The camera's Super Macro mode, though restricted to a focal length of 11.1mm, can produce sharp, detailed images of objects as close as 1.7 inches to the front of the lens. Manual focus is available, but unless you're using a tripod and measuring distances, this feature isn't all that serviceable.
Experienced photogs will appreciate the real-time histogram display and the ability to select metering mode--multisegment, center-weighted, and spot--as well as the built-in hotshoe for use with Konica Minolta external flash units. Absent, however, is the ability to save images in either raw or TIFF formats.The Konica Minolta Dimage Z2 is a responsive camera for its class. You can power it up and take a shot in just a hair more than 3 seconds, and the shutter lag is less than half a second without prefocusing. Typical shot-to-shot time is just 1.7 seconds. The Z2 lives up to its promise of fairly quick autofocus, too--in good light. Dim conditions slow it considerably, as the camera lacks an AF assist lamp. The flash range is rated to 20 feet at the widest setting and performed well in our tests.

◆ Information shown
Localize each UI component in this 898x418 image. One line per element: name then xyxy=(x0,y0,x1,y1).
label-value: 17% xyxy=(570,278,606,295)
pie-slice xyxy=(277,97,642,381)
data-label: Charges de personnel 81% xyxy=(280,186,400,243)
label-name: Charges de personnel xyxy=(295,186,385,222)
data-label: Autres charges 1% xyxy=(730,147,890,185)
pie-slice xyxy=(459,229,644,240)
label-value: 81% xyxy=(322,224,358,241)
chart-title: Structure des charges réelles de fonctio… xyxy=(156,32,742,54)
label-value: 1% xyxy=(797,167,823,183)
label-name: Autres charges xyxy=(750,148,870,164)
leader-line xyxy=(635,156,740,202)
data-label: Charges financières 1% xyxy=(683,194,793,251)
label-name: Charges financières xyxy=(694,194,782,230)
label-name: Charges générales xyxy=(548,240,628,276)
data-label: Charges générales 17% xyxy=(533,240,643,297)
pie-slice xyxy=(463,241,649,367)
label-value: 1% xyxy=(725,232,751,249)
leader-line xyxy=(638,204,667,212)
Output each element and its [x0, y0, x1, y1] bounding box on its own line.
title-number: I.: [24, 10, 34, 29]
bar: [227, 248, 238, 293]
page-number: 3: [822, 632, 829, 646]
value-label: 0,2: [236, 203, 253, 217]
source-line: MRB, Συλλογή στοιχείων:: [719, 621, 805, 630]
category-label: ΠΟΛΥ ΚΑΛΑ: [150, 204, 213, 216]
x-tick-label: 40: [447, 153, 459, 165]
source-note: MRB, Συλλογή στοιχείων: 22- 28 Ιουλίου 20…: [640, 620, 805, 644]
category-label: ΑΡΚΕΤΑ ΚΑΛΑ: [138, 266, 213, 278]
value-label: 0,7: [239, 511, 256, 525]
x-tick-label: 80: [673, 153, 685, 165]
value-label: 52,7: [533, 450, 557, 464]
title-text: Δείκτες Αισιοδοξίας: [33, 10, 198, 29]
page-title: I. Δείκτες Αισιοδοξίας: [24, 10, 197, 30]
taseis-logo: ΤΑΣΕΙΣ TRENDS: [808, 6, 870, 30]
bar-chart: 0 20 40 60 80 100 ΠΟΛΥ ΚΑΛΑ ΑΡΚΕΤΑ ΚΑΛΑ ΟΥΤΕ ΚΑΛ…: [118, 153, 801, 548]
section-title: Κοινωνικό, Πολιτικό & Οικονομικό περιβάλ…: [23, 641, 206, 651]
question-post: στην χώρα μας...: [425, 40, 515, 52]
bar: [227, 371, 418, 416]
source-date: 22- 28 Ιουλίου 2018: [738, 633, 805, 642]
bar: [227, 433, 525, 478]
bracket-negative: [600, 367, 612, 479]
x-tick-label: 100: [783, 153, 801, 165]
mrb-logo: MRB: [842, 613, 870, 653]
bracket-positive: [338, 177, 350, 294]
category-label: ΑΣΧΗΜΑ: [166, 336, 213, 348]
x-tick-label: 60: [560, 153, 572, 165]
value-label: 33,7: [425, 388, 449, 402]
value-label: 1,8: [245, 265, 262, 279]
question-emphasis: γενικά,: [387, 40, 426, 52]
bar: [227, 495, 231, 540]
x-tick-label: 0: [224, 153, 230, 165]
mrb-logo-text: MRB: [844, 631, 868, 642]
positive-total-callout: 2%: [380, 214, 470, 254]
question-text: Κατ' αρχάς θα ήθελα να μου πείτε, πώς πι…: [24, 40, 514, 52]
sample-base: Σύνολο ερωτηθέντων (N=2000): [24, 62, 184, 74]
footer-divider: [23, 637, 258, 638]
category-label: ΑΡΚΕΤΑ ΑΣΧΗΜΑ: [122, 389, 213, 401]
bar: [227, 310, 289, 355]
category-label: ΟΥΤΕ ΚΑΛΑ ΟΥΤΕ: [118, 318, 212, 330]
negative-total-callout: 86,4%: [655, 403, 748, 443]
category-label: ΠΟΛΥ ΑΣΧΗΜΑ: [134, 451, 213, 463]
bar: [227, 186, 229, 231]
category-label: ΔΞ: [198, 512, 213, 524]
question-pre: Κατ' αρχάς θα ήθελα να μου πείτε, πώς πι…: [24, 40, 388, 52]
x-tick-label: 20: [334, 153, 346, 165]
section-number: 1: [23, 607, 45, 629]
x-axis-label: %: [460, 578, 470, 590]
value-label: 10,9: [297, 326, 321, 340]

◆ Aim of the task
Please state, from the camera review above, how close to the front of the lens Super Macro mode can capture sharp images.

◆ Your response
As close as 1.7 inches.